Dataset records:
══════════════════════════════
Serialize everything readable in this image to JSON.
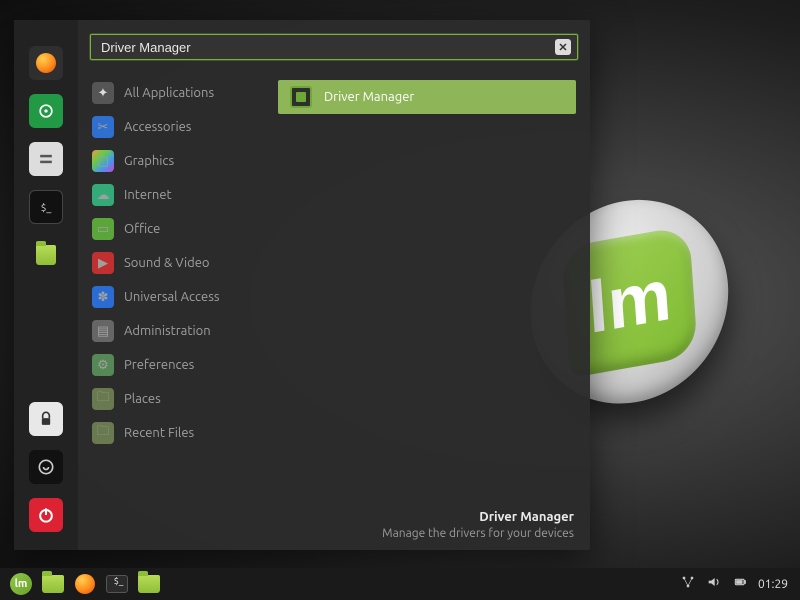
{
  "search": {
    "value": "Driver Manager"
  },
  "favorites": [
    {
      "name": "firefox"
    },
    {
      "name": "software-manager"
    },
    {
      "name": "settings"
    },
    {
      "name": "terminal"
    },
    {
      "name": "files"
    },
    {
      "name": "lock"
    },
    {
      "name": "logout"
    },
    {
      "name": "shutdown"
    }
  ],
  "categories": [
    {
      "id": "all",
      "label": "All Applications",
      "cls": "c-all"
    },
    {
      "id": "acc",
      "label": "Accessories",
      "cls": "c-acc"
    },
    {
      "id": "gfx",
      "label": "Graphics",
      "cls": "c-gfx"
    },
    {
      "id": "net",
      "label": "Internet",
      "cls": "c-net"
    },
    {
      "id": "off",
      "label": "Office",
      "cls": "c-off"
    },
    {
      "id": "snd",
      "label": "Sound & Video",
      "cls": "c-snd"
    },
    {
      "id": "ua",
      "label": "Universal Access",
      "cls": "c-ua"
    },
    {
      "id": "adm",
      "label": "Administration",
      "cls": "c-adm"
    },
    {
      "id": "pref",
      "label": "Preferences",
      "cls": "c-pref"
    },
    {
      "id": "places",
      "label": "Places",
      "cls": "c-places"
    },
    {
      "id": "recent",
      "label": "Recent Files",
      "cls": "c-recent"
    }
  ],
  "results": [
    {
      "label": "Driver Manager",
      "selected": true
    }
  ],
  "description": {
    "title": "Driver Manager",
    "subtitle": "Manage the drivers for your devices"
  },
  "panel": {
    "launchers": [
      {
        "name": "menu",
        "icon": "mint"
      },
      {
        "name": "files",
        "icon": "files"
      },
      {
        "name": "firefox",
        "icon": "firefox"
      },
      {
        "name": "terminal",
        "icon": "term"
      },
      {
        "name": "files2",
        "icon": "files"
      }
    ],
    "clock": "01:29"
  }
}
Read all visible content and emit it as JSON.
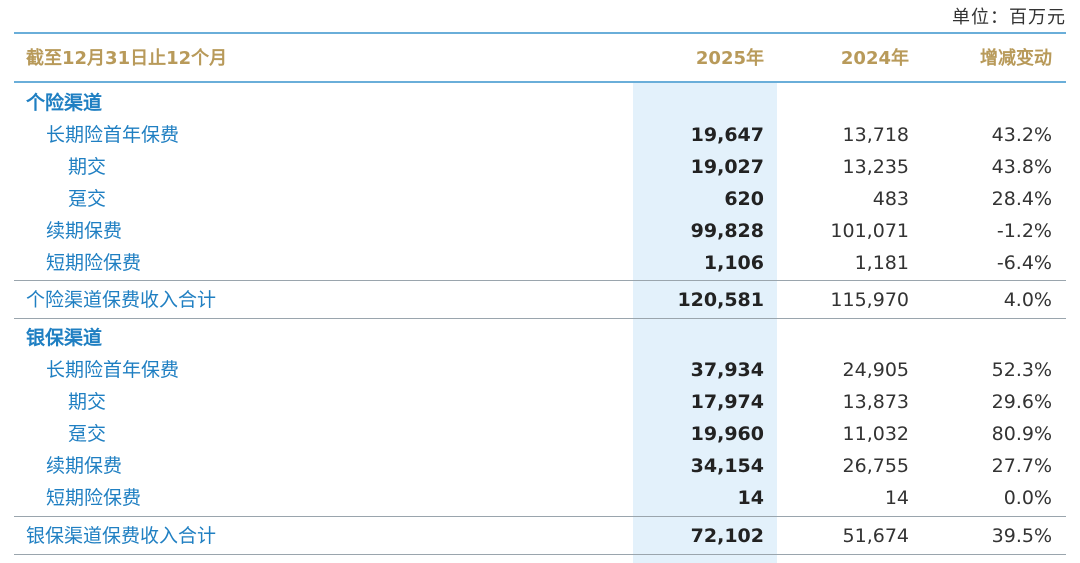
{
  "unit_label": "单位：百万元",
  "header": {
    "period": "截至12月31日止12个月",
    "col_2025": "2025年",
    "col_2024": "2024年",
    "col_change": "增减变动"
  },
  "sections": [
    {
      "title": "个险渠道",
      "rows": [
        {
          "label": "长期险首年保费",
          "v2025": "19,647",
          "v2024": "13,718",
          "change": "43.2%"
        },
        {
          "label": "期交",
          "v2025": "19,027",
          "v2024": "13,235",
          "change": "43.8%"
        },
        {
          "label": "趸交",
          "v2025": "620",
          "v2024": "483",
          "change": "28.4%"
        },
        {
          "label": "续期保费",
          "v2025": "99,828",
          "v2024": "101,071",
          "change": "-1.2%"
        },
        {
          "label": "短期险保费",
          "v2025": "1,106",
          "v2024": "1,181",
          "change": "-6.4%"
        }
      ],
      "total": {
        "label": "个险渠道保费收入合计",
        "v2025": "120,581",
        "v2024": "115,970",
        "change": "4.0%"
      }
    },
    {
      "title": "银保渠道",
      "rows": [
        {
          "label": "长期险首年保费",
          "v2025": "37,934",
          "v2024": "24,905",
          "change": "52.3%"
        },
        {
          "label": "期交",
          "v2025": "17,974",
          "v2024": "13,873",
          "change": "29.6%"
        },
        {
          "label": "趸交",
          "v2025": "19,960",
          "v2024": "11,032",
          "change": "80.9%"
        },
        {
          "label": "续期保费",
          "v2025": "34,154",
          "v2024": "26,755",
          "change": "27.7%"
        },
        {
          "label": "短期险保费",
          "v2025": "14",
          "v2024": "14",
          "change": "0.0%"
        }
      ],
      "total": {
        "label": "银保渠道保费收入合计",
        "v2025": "72,102",
        "v2024": "51,674",
        "change": "39.5%"
      }
    }
  ]
}
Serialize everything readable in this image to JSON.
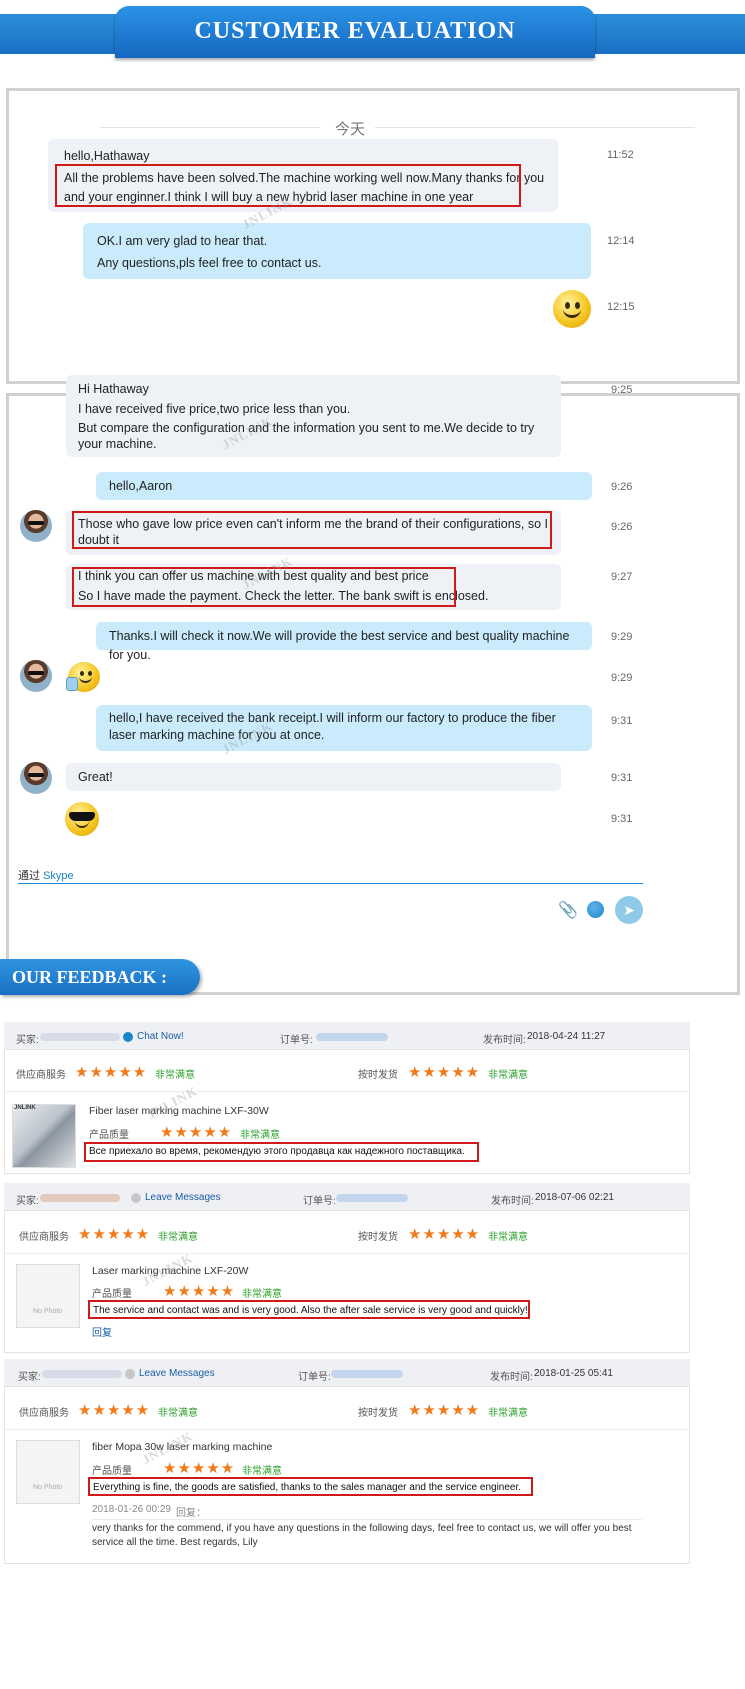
{
  "header": {
    "title": "CUSTOMER EVALUATION"
  },
  "chat1": {
    "date_divider": "今天",
    "messages": [
      {
        "side": "in",
        "lines": [
          "hello,Hathaway",
          "All the problems have been solved.The machine working well now.Many thanks for you and your enginner.I think I will buy a new hybrid laser machine in one year"
        ],
        "time": "11:52"
      },
      {
        "side": "out",
        "lines": [
          "OK.I am very glad to hear that.",
          "Any questions,pls feel free to contact us."
        ],
        "time": "12:14"
      },
      {
        "side": "in",
        "emoji": "smile-icon",
        "time": "12:15"
      }
    ]
  },
  "chat2": {
    "messages": [
      {
        "side": "in",
        "lines": [
          "Hi Hathaway",
          "I have received five price,two price less than you.",
          "But compare the configuration and the information you sent to me.We decide to try your machine."
        ],
        "time": "9:25"
      },
      {
        "side": "out",
        "lines": [
          "hello,Aaron"
        ],
        "time": "9:26"
      },
      {
        "side": "in",
        "lines": [
          "Those who gave low price even can't inform me the brand of their configurations, so I doubt it"
        ],
        "time": "9:26"
      },
      {
        "side": "in",
        "lines": [
          "I think you can offer us machine with best quality and best price",
          "So I have made the payment. Check the letter. The bank swift is enclosed."
        ],
        "time": "9:27"
      },
      {
        "side": "out",
        "lines": [
          "Thanks.I will check it now.We will provide the best service and best quality machine for you."
        ],
        "time": "9:29"
      },
      {
        "side": "in",
        "emoji": "thumbs-up-icon",
        "time": "9:29"
      },
      {
        "side": "out",
        "lines": [
          "hello,I have received the bank receipt.I will inform our factory to produce the fiber laser marking machine for you at once."
        ],
        "time": "9:31"
      },
      {
        "side": "in",
        "lines": [
          "Great!"
        ],
        "time": "9:31"
      },
      {
        "side": "in",
        "emoji": "sunglasses-icon",
        "time": "9:31"
      }
    ],
    "via_label": "通过",
    "via_link": "Skype"
  },
  "watermark": "JNLINK",
  "feedback": {
    "title": "OUR FEEDBACK :",
    "labels": {
      "buyer": "买家:",
      "order": "订单号:",
      "published": "发布时间:",
      "supplier_service": "供应商服务",
      "on_time": "按时发货",
      "quality": "产品质量",
      "satisfied": "非常满意",
      "reply": "回复",
      "reply_colon": "回复：",
      "no_photo": "No Photo",
      "chat_now": "Chat Now!",
      "leave_messages": "Leave Messages",
      "stars": "★★★★★",
      "logo": "JNLINK"
    },
    "reviews": [
      {
        "date": "2018-04-24 11:27",
        "product": "Fiber laser marking machine LXF-30W",
        "text": "Все приехало во время, рекомендую этого продавца как надежного поставщика."
      },
      {
        "date": "2018-07-06 02:21",
        "product": "Laser marking machine LXF-20W",
        "text": "The service and contact was and is very good. Also the after sale service is very good and quickly!"
      },
      {
        "date": "2018-01-25 05:41",
        "product": "fiber Mopa 30w laser marking machine",
        "text": "Everything is fine, the goods are satisfied, thanks to the sales manager and the service engineer.",
        "reply_date": "2018-01-26 00:29",
        "reply_text": "very thanks for the commend, if you have any questions in the following days, feel free to contact us, we will offer you best service all the time. Best regards, Lily"
      }
    ]
  },
  "colors": {
    "accent": "#1a6fc4",
    "highlight": "#d01a1a",
    "stars": "#f07a1a",
    "satisfied": "#2ca02c"
  }
}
══════════════════════════════
-- WORK REQUIRED --
Among the lines above, count those containing the word "will" and give nothing but the result.

-- REPLY TO THE EXERCISE --
4